**WRITTEN INSTRUCTION**
All material below is to be reproduced exactly.

**RECORDS FOR PROCESSING**

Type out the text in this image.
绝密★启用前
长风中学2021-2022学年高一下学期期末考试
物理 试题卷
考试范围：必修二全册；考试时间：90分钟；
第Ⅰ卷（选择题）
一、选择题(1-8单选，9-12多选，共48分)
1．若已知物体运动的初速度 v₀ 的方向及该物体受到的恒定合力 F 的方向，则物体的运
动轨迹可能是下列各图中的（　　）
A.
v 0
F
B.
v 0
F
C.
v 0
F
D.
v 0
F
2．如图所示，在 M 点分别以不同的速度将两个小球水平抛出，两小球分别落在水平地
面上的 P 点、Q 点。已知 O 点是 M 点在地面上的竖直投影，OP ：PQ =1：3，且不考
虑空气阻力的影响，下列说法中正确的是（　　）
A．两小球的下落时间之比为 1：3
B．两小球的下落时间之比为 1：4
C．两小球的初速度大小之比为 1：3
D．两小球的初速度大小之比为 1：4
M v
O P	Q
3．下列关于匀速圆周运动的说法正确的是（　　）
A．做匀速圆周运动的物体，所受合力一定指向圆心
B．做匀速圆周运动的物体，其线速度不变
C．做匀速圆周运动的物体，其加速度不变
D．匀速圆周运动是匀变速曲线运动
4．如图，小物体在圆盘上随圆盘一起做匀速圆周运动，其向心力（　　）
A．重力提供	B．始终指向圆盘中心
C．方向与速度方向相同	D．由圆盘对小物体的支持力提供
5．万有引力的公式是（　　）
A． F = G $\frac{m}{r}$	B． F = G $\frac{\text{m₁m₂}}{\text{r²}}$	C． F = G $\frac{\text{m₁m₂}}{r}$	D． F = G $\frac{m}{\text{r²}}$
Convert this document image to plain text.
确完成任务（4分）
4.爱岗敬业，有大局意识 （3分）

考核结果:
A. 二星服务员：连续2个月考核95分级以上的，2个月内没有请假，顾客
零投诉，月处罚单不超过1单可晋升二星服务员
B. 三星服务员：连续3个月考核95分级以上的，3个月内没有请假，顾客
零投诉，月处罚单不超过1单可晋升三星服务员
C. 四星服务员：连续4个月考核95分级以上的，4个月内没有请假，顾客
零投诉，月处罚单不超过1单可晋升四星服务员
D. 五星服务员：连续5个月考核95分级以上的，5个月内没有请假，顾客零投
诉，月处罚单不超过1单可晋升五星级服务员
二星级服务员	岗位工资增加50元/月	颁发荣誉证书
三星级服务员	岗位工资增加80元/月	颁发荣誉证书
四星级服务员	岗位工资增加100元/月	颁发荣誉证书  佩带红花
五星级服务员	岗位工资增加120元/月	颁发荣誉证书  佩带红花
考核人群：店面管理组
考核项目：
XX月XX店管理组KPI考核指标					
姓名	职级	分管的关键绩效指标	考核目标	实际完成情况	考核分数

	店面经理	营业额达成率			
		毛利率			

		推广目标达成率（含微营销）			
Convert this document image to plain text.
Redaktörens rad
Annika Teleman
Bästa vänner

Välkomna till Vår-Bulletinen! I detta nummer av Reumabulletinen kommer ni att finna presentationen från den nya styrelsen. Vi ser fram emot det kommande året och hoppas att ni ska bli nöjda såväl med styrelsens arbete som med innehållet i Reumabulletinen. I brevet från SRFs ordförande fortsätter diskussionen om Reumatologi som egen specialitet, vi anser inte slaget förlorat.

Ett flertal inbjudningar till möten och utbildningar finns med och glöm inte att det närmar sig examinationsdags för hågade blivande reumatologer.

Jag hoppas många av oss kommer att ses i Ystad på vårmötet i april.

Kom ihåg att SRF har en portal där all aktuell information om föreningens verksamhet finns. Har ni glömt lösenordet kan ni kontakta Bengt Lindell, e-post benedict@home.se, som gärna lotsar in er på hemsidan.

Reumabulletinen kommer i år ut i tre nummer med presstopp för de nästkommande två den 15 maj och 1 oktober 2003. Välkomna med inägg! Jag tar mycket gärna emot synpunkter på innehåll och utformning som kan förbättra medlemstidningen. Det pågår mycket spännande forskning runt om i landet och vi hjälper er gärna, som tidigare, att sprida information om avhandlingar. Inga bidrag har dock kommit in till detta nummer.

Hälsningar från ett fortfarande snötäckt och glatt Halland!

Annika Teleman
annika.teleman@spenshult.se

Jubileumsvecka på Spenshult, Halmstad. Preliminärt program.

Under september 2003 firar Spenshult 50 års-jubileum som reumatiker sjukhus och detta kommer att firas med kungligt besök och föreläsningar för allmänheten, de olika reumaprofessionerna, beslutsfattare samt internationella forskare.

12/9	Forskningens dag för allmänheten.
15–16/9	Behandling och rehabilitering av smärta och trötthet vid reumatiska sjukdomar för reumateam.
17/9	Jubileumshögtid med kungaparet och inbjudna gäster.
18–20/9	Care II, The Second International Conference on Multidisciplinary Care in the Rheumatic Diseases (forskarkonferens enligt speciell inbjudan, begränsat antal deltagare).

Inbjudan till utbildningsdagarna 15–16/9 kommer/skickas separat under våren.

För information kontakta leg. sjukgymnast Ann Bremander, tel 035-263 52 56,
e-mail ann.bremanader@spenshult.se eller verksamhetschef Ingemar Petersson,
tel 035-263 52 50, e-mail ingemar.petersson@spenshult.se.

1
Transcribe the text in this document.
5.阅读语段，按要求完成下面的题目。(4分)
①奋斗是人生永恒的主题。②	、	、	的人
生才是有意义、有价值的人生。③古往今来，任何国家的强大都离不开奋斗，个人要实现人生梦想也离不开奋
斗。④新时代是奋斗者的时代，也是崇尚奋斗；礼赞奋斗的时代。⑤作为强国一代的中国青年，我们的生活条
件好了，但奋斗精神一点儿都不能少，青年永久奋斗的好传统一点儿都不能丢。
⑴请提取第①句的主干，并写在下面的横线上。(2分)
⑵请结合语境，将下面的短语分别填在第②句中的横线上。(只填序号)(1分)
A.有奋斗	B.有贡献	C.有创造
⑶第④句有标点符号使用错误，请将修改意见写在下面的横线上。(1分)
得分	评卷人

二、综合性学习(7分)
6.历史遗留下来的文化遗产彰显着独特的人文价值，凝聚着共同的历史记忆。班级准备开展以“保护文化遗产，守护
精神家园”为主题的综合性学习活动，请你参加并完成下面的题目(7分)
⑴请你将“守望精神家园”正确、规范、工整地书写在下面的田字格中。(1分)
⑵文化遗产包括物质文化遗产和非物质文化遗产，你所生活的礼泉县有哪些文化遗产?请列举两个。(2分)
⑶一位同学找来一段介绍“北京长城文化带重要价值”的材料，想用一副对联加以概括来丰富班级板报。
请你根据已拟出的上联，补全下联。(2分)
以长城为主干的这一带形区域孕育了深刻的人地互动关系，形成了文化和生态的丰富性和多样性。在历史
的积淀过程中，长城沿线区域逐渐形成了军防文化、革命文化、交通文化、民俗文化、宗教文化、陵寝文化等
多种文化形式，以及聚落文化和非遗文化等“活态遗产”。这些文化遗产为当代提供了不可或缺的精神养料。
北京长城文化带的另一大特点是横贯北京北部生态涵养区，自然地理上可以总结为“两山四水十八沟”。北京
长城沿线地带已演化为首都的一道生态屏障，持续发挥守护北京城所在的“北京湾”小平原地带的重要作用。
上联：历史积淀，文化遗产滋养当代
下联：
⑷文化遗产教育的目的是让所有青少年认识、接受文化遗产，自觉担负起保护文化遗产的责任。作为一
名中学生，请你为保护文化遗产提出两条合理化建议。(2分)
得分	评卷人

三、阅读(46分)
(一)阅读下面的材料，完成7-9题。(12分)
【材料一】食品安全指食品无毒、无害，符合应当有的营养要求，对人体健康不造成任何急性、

**RESPONSE BELOW**
Type out the text in this image.
绝密★启用前
长风中学2021-2022学年高一下学期期末考试
物理 试题卷
考试范围：必修二全册；考试时间：90分钟；
第Ⅰ卷（选择题）
一、选择题(1-8单选，9-12多选，共48分)
1．若已知物体运动的初速度 v₀ 的方向及该物体受到的恒定合力 F 的方向，则物体的运
动轨迹可能是下列各图中的（　　）
A.
v 0
F
B.
v 0
F
C.
v 0
F
D.
v 0
F
2．如图所示，在 M 点分别以不同的速度将两个小球水平抛出，两小球分别落在水平地
面上的 P 点、Q 点。已知 O 点是 M 点在地面上的竖直投影，OP ：PQ =1：3，且不考
虑空气阻力的影响，下列说法中正确的是（　　）
A．两小球的下落时间之比为 1：3
B．两小球的下落时间之比为 1：4
C．两小球的初速度大小之比为 1：3
D．两小球的初速度大小之比为 1：4
M v
O P	Q
3．下列关于匀速圆周运动的说法正确的是（　　）
A．做匀速圆周运动的物体，所受合力一定指向圆心
B．做匀速圆周运动的物体，其线速度不变
C．做匀速圆周运动的物体，其加速度不变
D．匀速圆周运动是匀变速曲线运动
4．如图，小物体在圆盘上随圆盘一起做匀速圆周运动，其向心力（　　）
A．重力提供	B．始终指向圆盘中心
C．方向与速度方向相同	D．由圆盘对小物体的支持力提供
5．万有引力的公式是（　　）
A． F = G $\frac{m}{r}$	B． F = G $\frac{\text{m₁m₂}}{\text{r²}}$	C． F = G $\frac{\text{m₁m₂}}{r}$	D． F = G $\frac{m}{\text{r²}}$
Convert this document image to plain text.
确完成任务（4分）
4.爱岗敬业，有大局意识 （3分）

考核结果:
A. 二星服务员：连续2个月考核95分级以上的，2个月内没有请假，顾客
零投诉，月处罚单不超过1单可晋升二星服务员
B. 三星服务员：连续3个月考核95分级以上的，3个月内没有请假，顾客
零投诉，月处罚单不超过1单可晋升三星服务员
C. 四星服务员：连续4个月考核95分级以上的，4个月内没有请假，顾客
零投诉，月处罚单不超过1单可晋升四星服务员
D. 五星服务员：连续5个月考核95分级以上的，5个月内没有请假，顾客零投
诉，月处罚单不超过1单可晋升五星级服务员
二星级服务员	岗位工资增加50元/月	颁发荣誉证书
三星级服务员	岗位工资增加80元/月	颁发荣誉证书
四星级服务员	岗位工资增加100元/月	颁发荣誉证书  佩带红花
五星级服务员	岗位工资增加120元/月	颁发荣誉证书  佩带红花
考核人群：店面管理组
考核项目：
XX月XX店管理组KPI考核指标					
姓名	职级	分管的关键绩效指标	考核目标	实际完成情况	考核分数

	店面经理	营业额达成率			
		毛利率			

		推广目标达成率（含微营销）			
Convert this document image to plain text.
Redaktörens rad
Annika Teleman
Bästa vänner

Välkomna till Vår-Bulletinen! I detta nummer av Reumabulletinen kommer ni att finna presentationen från den nya styrelsen. Vi ser fram emot det kommande året och hoppas att ni ska bli nöjda såväl med styrelsens arbete som med innehållet i Reumabulletinen. I brevet från SRFs ordförande fortsätter diskussionen om Reumatologi som egen specialitet, vi anser inte slaget förlorat.

Ett flertal inbjudningar till möten och utbildningar finns med och glöm inte att det närmar sig examinationsdags för hågade blivande reumatologer.

Jag hoppas många av oss kommer att ses i Ystad på vårmötet i april.

Kom ihåg att SRF har en portal där all aktuell information om föreningens verksamhet finns. Har ni glömt lösenordet kan ni kontakta Bengt Lindell, e-post benedict@home.se, som gärna lotsar in er på hemsidan.

Reumabulletinen kommer i år ut i tre nummer med presstopp för de nästkommande två den 15 maj och 1 oktober 2003. Välkomna med inägg! Jag tar mycket gärna emot synpunkter på innehåll och utformning som kan förbättra medlemstidningen. Det pågår mycket spännande forskning runt om i landet och vi hjälper er gärna, som tidigare, att sprida information om avhandlingar. Inga bidrag har dock kommit in till detta nummer.

Hälsningar från ett fortfarande snötäckt och glatt Halland!

Annika Teleman
annika.teleman@spenshult.se

Jubileumsvecka på Spenshult, Halmstad. Preliminärt program.

Under september 2003 firar Spenshult 50 års-jubileum som reumatiker sjukhus och detta kommer att firas med kungligt besök och föreläsningar för allmänheten, de olika reumaprofessionerna, beslutsfattare samt internationella forskare.

12/9	Forskningens dag för allmänheten.
15–16/9	Behandling och rehabilitering av smärta och trötthet vid reumatiska sjukdomar för reumateam.
17/9	Jubileumshögtid med kungaparet och inbjudna gäster.
18–20/9	Care II, The Second International Conference on Multidisciplinary Care in the Rheumatic Diseases (forskarkonferens enligt speciell inbjudan, begränsat antal deltagare).

Inbjudan till utbildningsdagarna 15–16/9 kommer/skickas separat under våren.

För information kontakta leg. sjukgymnast Ann Bremander, tel 035-263 52 56,
e-mail ann.bremanader@spenshult.se eller verksamhetschef Ingemar Petersson,
tel 035-263 52 50, e-mail ingemar.petersson@spenshult.se.

1
Transcribe the text in this document.
5.阅读语段，按要求完成下面的题目。(4分)
①奋斗是人生永恒的主题。②	、	、	的人
生才是有意义、有价值的人生。③古往今来，任何国家的强大都离不开奋斗，个人要实现人生梦想也离不开奋
斗。④新时代是奋斗者的时代，也是崇尚奋斗；礼赞奋斗的时代。⑤作为强国一代的中国青年，我们的生活条
件好了，但奋斗精神一点儿都不能少，青年永久奋斗的好传统一点儿都不能丢。
⑴请提取第①句的主干，并写在下面的横线上。(2分)
⑵请结合语境，将下面的短语分别填在第②句中的横线上。(只填序号)(1分)
A.有奋斗	B.有贡献	C.有创造
⑶第④句有标点符号使用错误，请将修改意见写在下面的横线上。(1分)
得分	评卷人

二、综合性学习(7分)
6.历史遗留下来的文化遗产彰显着独特的人文价值，凝聚着共同的历史记忆。班级准备开展以“保护文化遗产，守护
精神家园”为主题的综合性学习活动，请你参加并完成下面的题目(7分)
⑴请你将“守望精神家园”正确、规范、工整地书写在下面的田字格中。(1分)
⑵文化遗产包括物质文化遗产和非物质文化遗产，你所生活的礼泉县有哪些文化遗产?请列举两个。(2分)
⑶一位同学找来一段介绍“北京长城文化带重要价值”的材料，想用一副对联加以概括来丰富班级板报。
请你根据已拟出的上联，补全下联。(2分)
以长城为主干的这一带形区域孕育了深刻的人地互动关系，形成了文化和生态的丰富性和多样性。在历史
的积淀过程中，长城沿线区域逐渐形成了军防文化、革命文化、交通文化、民俗文化、宗教文化、陵寝文化等
多种文化形式，以及聚落文化和非遗文化等“活态遗产”。这些文化遗产为当代提供了不可或缺的精神养料。
北京长城文化带的另一大特点是横贯北京北部生态涵养区，自然地理上可以总结为“两山四水十八沟”。北京
长城沿线地带已演化为首都的一道生态屏障，持续发挥守护北京城所在的“北京湾”小平原地带的重要作用。
上联：历史积淀，文化遗产滋养当代
下联：
⑷文化遗产教育的目的是让所有青少年认识、接受文化遗产，自觉担负起保护文化遗产的责任。作为一
名中学生，请你为保护文化遗产提出两条合理化建议。(2分)
得分	评卷人

三、阅读(46分)
(一)阅读下面的材料，完成7-9题。(12分)
【材料一】食品安全指食品无毒、无害，符合应当有的营养要求，对人体健康不造成任何急性、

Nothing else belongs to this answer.